### WHAT YOU ARE ASKED TO DO:
Your task is to repeat all of the material exactly.
⁂
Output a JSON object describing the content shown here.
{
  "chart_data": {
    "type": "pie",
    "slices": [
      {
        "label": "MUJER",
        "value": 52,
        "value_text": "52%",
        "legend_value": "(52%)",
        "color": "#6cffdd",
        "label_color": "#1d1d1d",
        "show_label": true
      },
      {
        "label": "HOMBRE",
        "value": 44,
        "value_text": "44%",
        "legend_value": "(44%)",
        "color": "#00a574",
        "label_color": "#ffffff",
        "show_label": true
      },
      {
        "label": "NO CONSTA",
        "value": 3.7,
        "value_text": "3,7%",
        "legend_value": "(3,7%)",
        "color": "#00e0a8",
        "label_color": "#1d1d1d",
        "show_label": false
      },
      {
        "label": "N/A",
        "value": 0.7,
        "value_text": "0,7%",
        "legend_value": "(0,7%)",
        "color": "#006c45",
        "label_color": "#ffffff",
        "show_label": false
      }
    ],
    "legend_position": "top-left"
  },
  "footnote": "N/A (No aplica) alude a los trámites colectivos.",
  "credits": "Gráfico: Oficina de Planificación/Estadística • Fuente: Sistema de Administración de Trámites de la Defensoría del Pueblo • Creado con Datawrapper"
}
⁂
### RESULT:
Output a JSON object describing the content shown here.
{
  "chart_data": {
    "type": "pie",
    "slices": [
      {
        "label": "MUJER",
        "value": 52,
        "value_text": "52%",
        "legend_value": "(52%)",
        "color": "#6cffdd",
        "label_color": "#1d1d1d",
        "show_label": true
      },
      {
        "label": "HOMBRE",
        "value": 44,
        "value_text": "44%",
        "legend_value": "(44%)",
        "color": "#00a574",
        "label_color": "#ffffff",
        "show_label": true
      },
      {
        "label": "NO CONSTA",
        "value": 3.7,
        "value_text": "3,7%",
        "legend_value": "(3,7%)",
        "color": "#00e0a8",
        "label_color": "#1d1d1d",
        "show_label": false
      },
      {
        "label": "N/A",
        "value": 0.7,
        "value_text": "0,7%",
        "legend_value": "(0,7%)",
        "color": "#006c45",
        "label_color": "#ffffff",
        "show_label": false
      }
    ],
    "legend_position": "top-left"
  },
  "footnote": "N/A (No aplica) alude a los trámites colectivos.",
  "credits": "Gráfico: Oficina de Planificación/Estadística • Fuente: Sistema de Administración de Trámites de la Defensoría del Pueblo • Creado con Datawrapper"
}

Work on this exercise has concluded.